═══ Dataset entries ═══

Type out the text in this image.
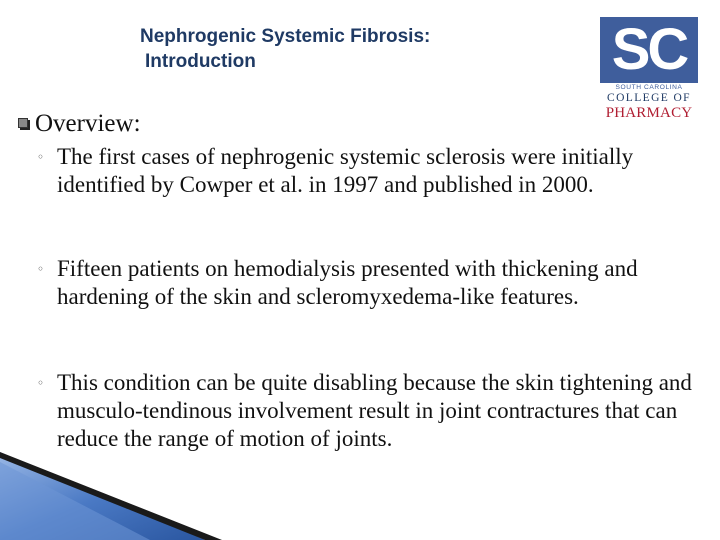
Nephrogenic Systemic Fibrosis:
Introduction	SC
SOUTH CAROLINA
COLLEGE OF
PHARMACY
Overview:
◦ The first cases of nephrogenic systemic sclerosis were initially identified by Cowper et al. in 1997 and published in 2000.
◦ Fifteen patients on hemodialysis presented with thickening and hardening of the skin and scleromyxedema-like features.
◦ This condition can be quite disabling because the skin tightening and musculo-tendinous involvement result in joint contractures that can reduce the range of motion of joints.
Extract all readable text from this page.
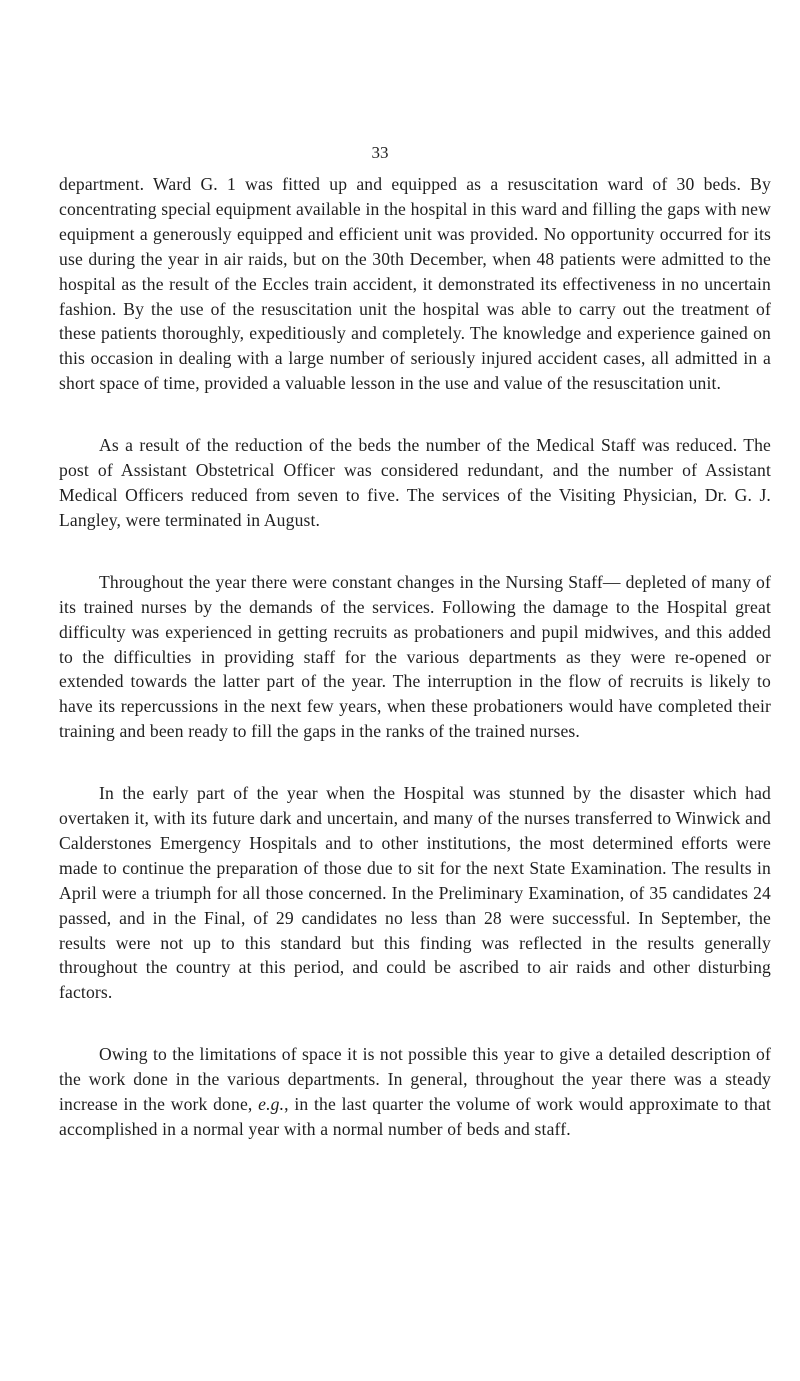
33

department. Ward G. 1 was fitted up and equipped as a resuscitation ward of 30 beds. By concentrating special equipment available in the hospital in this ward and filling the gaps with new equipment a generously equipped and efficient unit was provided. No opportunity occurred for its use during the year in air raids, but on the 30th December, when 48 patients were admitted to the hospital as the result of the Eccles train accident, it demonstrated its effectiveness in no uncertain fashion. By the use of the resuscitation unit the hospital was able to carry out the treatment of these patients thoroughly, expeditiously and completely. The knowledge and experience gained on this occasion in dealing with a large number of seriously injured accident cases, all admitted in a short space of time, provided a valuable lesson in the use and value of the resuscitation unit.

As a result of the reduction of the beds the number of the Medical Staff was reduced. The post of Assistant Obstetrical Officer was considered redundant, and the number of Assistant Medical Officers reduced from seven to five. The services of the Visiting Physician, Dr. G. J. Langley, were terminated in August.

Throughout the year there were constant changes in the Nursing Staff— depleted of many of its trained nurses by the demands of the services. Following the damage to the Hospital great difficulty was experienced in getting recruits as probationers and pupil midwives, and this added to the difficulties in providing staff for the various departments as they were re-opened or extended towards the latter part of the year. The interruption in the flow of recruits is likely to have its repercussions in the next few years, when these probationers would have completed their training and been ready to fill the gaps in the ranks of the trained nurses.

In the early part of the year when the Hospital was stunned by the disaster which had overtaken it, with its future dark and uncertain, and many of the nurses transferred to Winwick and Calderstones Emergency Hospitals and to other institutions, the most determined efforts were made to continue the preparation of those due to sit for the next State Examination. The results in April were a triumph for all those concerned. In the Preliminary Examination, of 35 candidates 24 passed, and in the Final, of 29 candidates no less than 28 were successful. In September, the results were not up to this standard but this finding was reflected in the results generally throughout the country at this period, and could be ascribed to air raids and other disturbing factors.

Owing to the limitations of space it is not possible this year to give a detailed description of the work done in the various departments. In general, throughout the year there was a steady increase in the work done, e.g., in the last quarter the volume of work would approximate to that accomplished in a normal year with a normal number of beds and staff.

═══

→ Task to complete
Search the entries for the word "would", then list each line that holds it.

→ Final answer
Throughout the year there were constant changes in the Nursing Staff— depleted of many of its trained nurses by the demands of the services. Following the damage to the Hospital great difficulty was experienced in getting recruits as probationers and pupil midwives, and this added to the difficulties in providing staff for the various departments as they were re-opened or extended towards the latter part of the year. The interruption in the flow of recruits is likely to have its repercussions in the next few years, when these probationers would have completed their training and been ready to fill the gaps in the ranks of the trained nurses.
Owing to the limitations of space it is not possible this year to give a detailed description of the work done in the various departments. In general, throughout the year there was a steady increase in the work done, e.g., in the last quarter the volume of work would approximate to that accomplished in a normal year with a normal number of beds and staff.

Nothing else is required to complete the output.